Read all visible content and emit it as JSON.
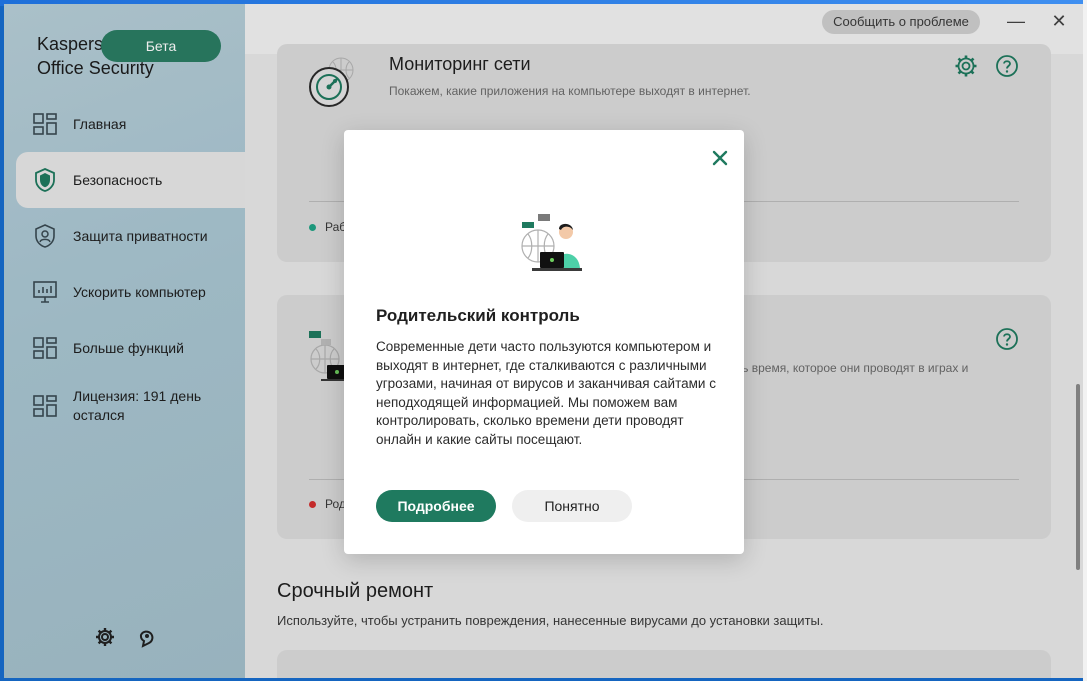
{
  "app": {
    "brand_line1": "Kaspersky",
    "brand_line2": "Office Security",
    "beta_label": "Бета"
  },
  "sidebar": {
    "items": [
      {
        "label": "Главная",
        "icon": "dashboard-icon"
      },
      {
        "label": "Безопасность",
        "icon": "shield-icon"
      },
      {
        "label": "Защита приватности",
        "icon": "privacy-shield-icon"
      },
      {
        "label": "Ускорить компьютер",
        "icon": "monitor-icon"
      },
      {
        "label": "Больше функций",
        "icon": "grid-icon"
      },
      {
        "label": "Лицензия: 191 день остался",
        "icon": "license-icon"
      }
    ],
    "bottom_icons": [
      "gear-icon",
      "support-icon"
    ]
  },
  "topbar": {
    "report_label": "Сообщить о проблеме",
    "minimize": "—",
    "close": "✕"
  },
  "cards": {
    "network": {
      "title": "Мониторинг сети",
      "subtitle": "Покажем, какие приложения на компьютере выходят в интернет.",
      "status": "Раб"
    },
    "parental": {
      "subtitle_partial": "раничить время, которое они проводят в играх и",
      "status": "Род"
    }
  },
  "repair": {
    "title": "Срочный ремонт",
    "subtitle": "Используйте, чтобы устранить повреждения, нанесенные вирусами до установки защиты."
  },
  "modal": {
    "title": "Родительский контроль",
    "body": "Современные дети часто пользуются компьютером и выходят в интернет, где сталкиваются с различными угрозами, начиная от вирусов и заканчивая сайтами с неподходящей информацией. Мы поможем вам контролировать, сколько времени дети проводят онлайн и какие сайты посещают.",
    "primary_label": "Подробнее",
    "secondary_label": "Понятно"
  },
  "colors": {
    "accent": "#1f7a5f",
    "status_ok": "#1fa385",
    "status_warn": "#d32f2f"
  }
}
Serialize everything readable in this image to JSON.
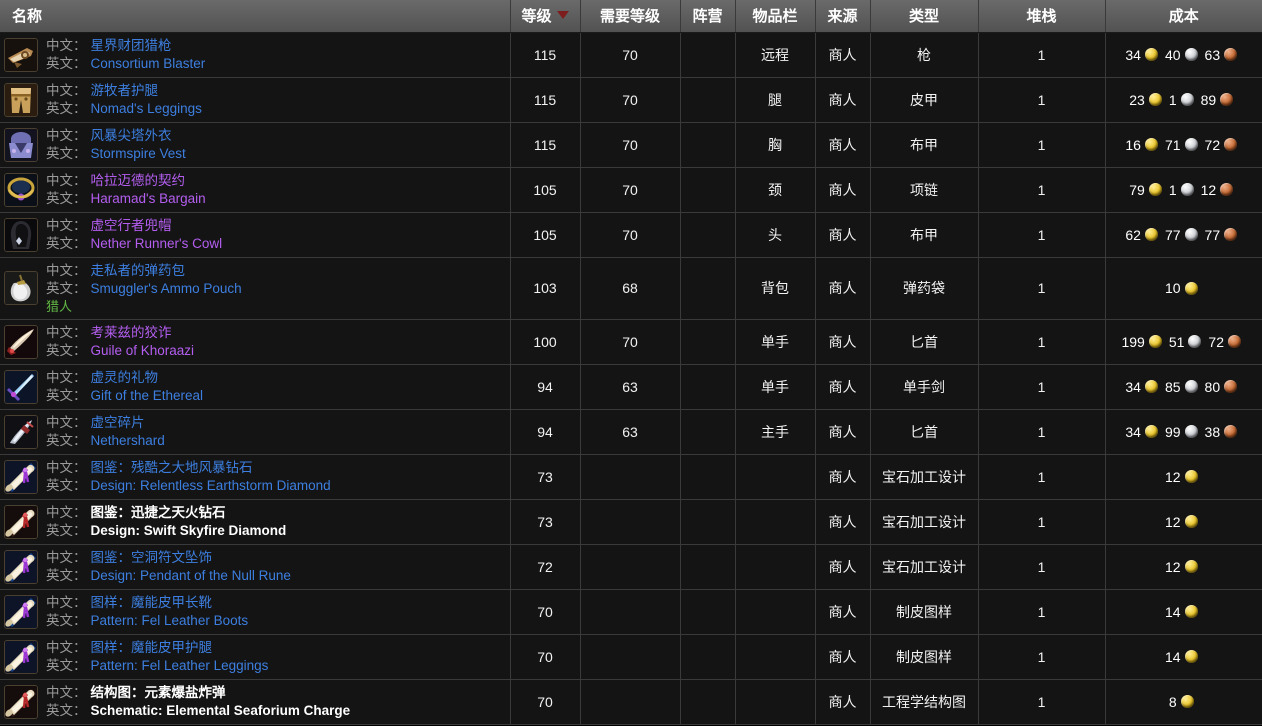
{
  "table": {
    "columns": [
      {
        "key": "name",
        "label": "名称",
        "sorted": false
      },
      {
        "key": "level",
        "label": "等级",
        "sorted": true
      },
      {
        "key": "reqlevel",
        "label": "需要等级",
        "sorted": false
      },
      {
        "key": "faction",
        "label": "阵营",
        "sorted": false
      },
      {
        "key": "slot",
        "label": "物品栏",
        "sorted": false
      },
      {
        "key": "source",
        "label": "来源",
        "sorted": false
      },
      {
        "key": "type",
        "label": "类型",
        "sorted": false
      },
      {
        "key": "stack",
        "label": "堆栈",
        "sorted": false
      },
      {
        "key": "cost",
        "label": "成本",
        "sorted": false
      }
    ],
    "labels": {
      "cn": "中文：",
      "en": "英文："
    },
    "rows": [
      {
        "icon": "gun-icon",
        "quality": "rare",
        "cn": "星界财团猎枪",
        "en": "Consortium Blaster",
        "classreq": "",
        "level": "115",
        "reqlevel": "70",
        "faction": "",
        "slot": "远程",
        "source": "商人",
        "type": "枪",
        "stack": "1",
        "cost": [
          {
            "amount": "34",
            "coin": "gold"
          },
          {
            "amount": "40",
            "coin": "silver"
          },
          {
            "amount": "63",
            "coin": "copper"
          }
        ]
      },
      {
        "icon": "leather-leggings-icon",
        "quality": "rare",
        "cn": "游牧者护腿",
        "en": "Nomad's Leggings",
        "classreq": "",
        "level": "115",
        "reqlevel": "70",
        "faction": "",
        "slot": "腿",
        "source": "商人",
        "type": "皮甲",
        "stack": "1",
        "cost": [
          {
            "amount": "23",
            "coin": "gold"
          },
          {
            "amount": "1",
            "coin": "silver"
          },
          {
            "amount": "89",
            "coin": "copper"
          }
        ]
      },
      {
        "icon": "cloth-vest-icon",
        "quality": "rare",
        "cn": "风暴尖塔外衣",
        "en": "Stormspire Vest",
        "classreq": "",
        "level": "115",
        "reqlevel": "70",
        "faction": "",
        "slot": "胸",
        "source": "商人",
        "type": "布甲",
        "stack": "1",
        "cost": [
          {
            "amount": "16",
            "coin": "gold"
          },
          {
            "amount": "71",
            "coin": "silver"
          },
          {
            "amount": "72",
            "coin": "copper"
          }
        ]
      },
      {
        "icon": "necklace-icon",
        "quality": "epic",
        "cn": "哈拉迈德的契约",
        "en": "Haramad's Bargain",
        "classreq": "",
        "level": "105",
        "reqlevel": "70",
        "faction": "",
        "slot": "颈",
        "source": "商人",
        "type": "项链",
        "stack": "1",
        "cost": [
          {
            "amount": "79",
            "coin": "gold"
          },
          {
            "amount": "1",
            "coin": "silver"
          },
          {
            "amount": "12",
            "coin": "copper"
          }
        ]
      },
      {
        "icon": "cowl-icon",
        "quality": "epic",
        "cn": "虚空行者兜帽",
        "en": "Nether Runner's Cowl",
        "classreq": "",
        "level": "105",
        "reqlevel": "70",
        "faction": "",
        "slot": "头",
        "source": "商人",
        "type": "布甲",
        "stack": "1",
        "cost": [
          {
            "amount": "62",
            "coin": "gold"
          },
          {
            "amount": "77",
            "coin": "silver"
          },
          {
            "amount": "77",
            "coin": "copper"
          }
        ]
      },
      {
        "icon": "ammo-pouch-icon",
        "quality": "rare",
        "cn": "走私者的弹药包",
        "en": "Smuggler's Ammo Pouch",
        "classreq": "猎人",
        "level": "103",
        "reqlevel": "68",
        "faction": "",
        "slot": "背包",
        "source": "商人",
        "type": "弹药袋",
        "stack": "1",
        "cost": [
          {
            "amount": "10",
            "coin": "gold"
          }
        ]
      },
      {
        "icon": "dagger-red-icon",
        "quality": "epic",
        "cn": "考莱兹的狡诈",
        "en": "Guile of Khoraazi",
        "classreq": "",
        "level": "100",
        "reqlevel": "70",
        "faction": "",
        "slot": "单手",
        "source": "商人",
        "type": "匕首",
        "stack": "1",
        "cost": [
          {
            "amount": "199",
            "coin": "gold"
          },
          {
            "amount": "51",
            "coin": "silver"
          },
          {
            "amount": "72",
            "coin": "copper"
          }
        ]
      },
      {
        "icon": "sword-blue-icon",
        "quality": "rare",
        "cn": "虚灵的礼物",
        "en": "Gift of the Ethereal",
        "classreq": "",
        "level": "94",
        "reqlevel": "63",
        "faction": "",
        "slot": "单手",
        "source": "商人",
        "type": "单手剑",
        "stack": "1",
        "cost": [
          {
            "amount": "34",
            "coin": "gold"
          },
          {
            "amount": "85",
            "coin": "silver"
          },
          {
            "amount": "80",
            "coin": "copper"
          }
        ]
      },
      {
        "icon": "shard-dagger-icon",
        "quality": "rare",
        "cn": "虚空碎片",
        "en": "Nethershard",
        "classreq": "",
        "level": "94",
        "reqlevel": "63",
        "faction": "",
        "slot": "主手",
        "source": "商人",
        "type": "匕首",
        "stack": "1",
        "cost": [
          {
            "amount": "34",
            "coin": "gold"
          },
          {
            "amount": "99",
            "coin": "silver"
          },
          {
            "amount": "38",
            "coin": "copper"
          }
        ]
      },
      {
        "icon": "scroll-purple-icon",
        "quality": "rare",
        "cn": "图鉴：残酷之大地风暴钻石",
        "en": "Design: Relentless Earthstorm Diamond",
        "classreq": "",
        "level": "73",
        "reqlevel": "",
        "faction": "",
        "slot": "",
        "source": "商人",
        "type": "宝石加工设计",
        "stack": "1",
        "cost": [
          {
            "amount": "12",
            "coin": "gold"
          }
        ]
      },
      {
        "icon": "scroll-red-icon",
        "quality": "white",
        "cn": "图鉴：迅捷之天火钻石",
        "en": "Design: Swift Skyfire Diamond",
        "classreq": "",
        "level": "73",
        "reqlevel": "",
        "faction": "",
        "slot": "",
        "source": "商人",
        "type": "宝石加工设计",
        "stack": "1",
        "cost": [
          {
            "amount": "12",
            "coin": "gold"
          }
        ]
      },
      {
        "icon": "scroll-purple-icon",
        "quality": "rare",
        "cn": "图鉴：空洞符文坠饰",
        "en": "Design: Pendant of the Null Rune",
        "classreq": "",
        "level": "72",
        "reqlevel": "",
        "faction": "",
        "slot": "",
        "source": "商人",
        "type": "宝石加工设计",
        "stack": "1",
        "cost": [
          {
            "amount": "12",
            "coin": "gold"
          }
        ]
      },
      {
        "icon": "scroll-purple-icon",
        "quality": "rare",
        "cn": "图样：魔能皮甲长靴",
        "en": "Pattern: Fel Leather Boots",
        "classreq": "",
        "level": "70",
        "reqlevel": "",
        "faction": "",
        "slot": "",
        "source": "商人",
        "type": "制皮图样",
        "stack": "1",
        "cost": [
          {
            "amount": "14",
            "coin": "gold"
          }
        ]
      },
      {
        "icon": "scroll-purple-icon",
        "quality": "rare",
        "cn": "图样：魔能皮甲护腿",
        "en": "Pattern: Fel Leather Leggings",
        "classreq": "",
        "level": "70",
        "reqlevel": "",
        "faction": "",
        "slot": "",
        "source": "商人",
        "type": "制皮图样",
        "stack": "1",
        "cost": [
          {
            "amount": "14",
            "coin": "gold"
          }
        ]
      },
      {
        "icon": "scroll-red-icon",
        "quality": "white",
        "cn": "结构图：元素爆盐炸弹",
        "en": "Schematic: Elemental Seaforium Charge",
        "classreq": "",
        "level": "70",
        "reqlevel": "",
        "faction": "",
        "slot": "",
        "source": "商人",
        "type": "工程学结构图",
        "stack": "1",
        "cost": [
          {
            "amount": "8",
            "coin": "gold"
          }
        ]
      }
    ]
  },
  "colors": {
    "rare": "#3d7fe0",
    "epic": "#b45ef0",
    "white": "#ffffff",
    "class_req": "#62b844",
    "sort_arrow": "#7d1d1d",
    "header_bg": "#5e5e5e",
    "row_bg": "#141414",
    "gridline": "#3a3a3a"
  }
}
________
(WORK INSTRUCTIONS)
Identify every line holding the word "выходят" and copy it out.

(CORRECT OUTPUT)
      "subtitle": "Покажем, какие приложения на компьютере выходят в интернет.",
    "body": "Современные дети часто пользуются компьютером и выходят в интернет, где сталкиваются с различными угрозами, начиная от вирусов и заканчивая сайтами с неподходящей информацией. Мы поможем вам контролировать, сколько времени дети проводят онлайн и какие сайты посещают.",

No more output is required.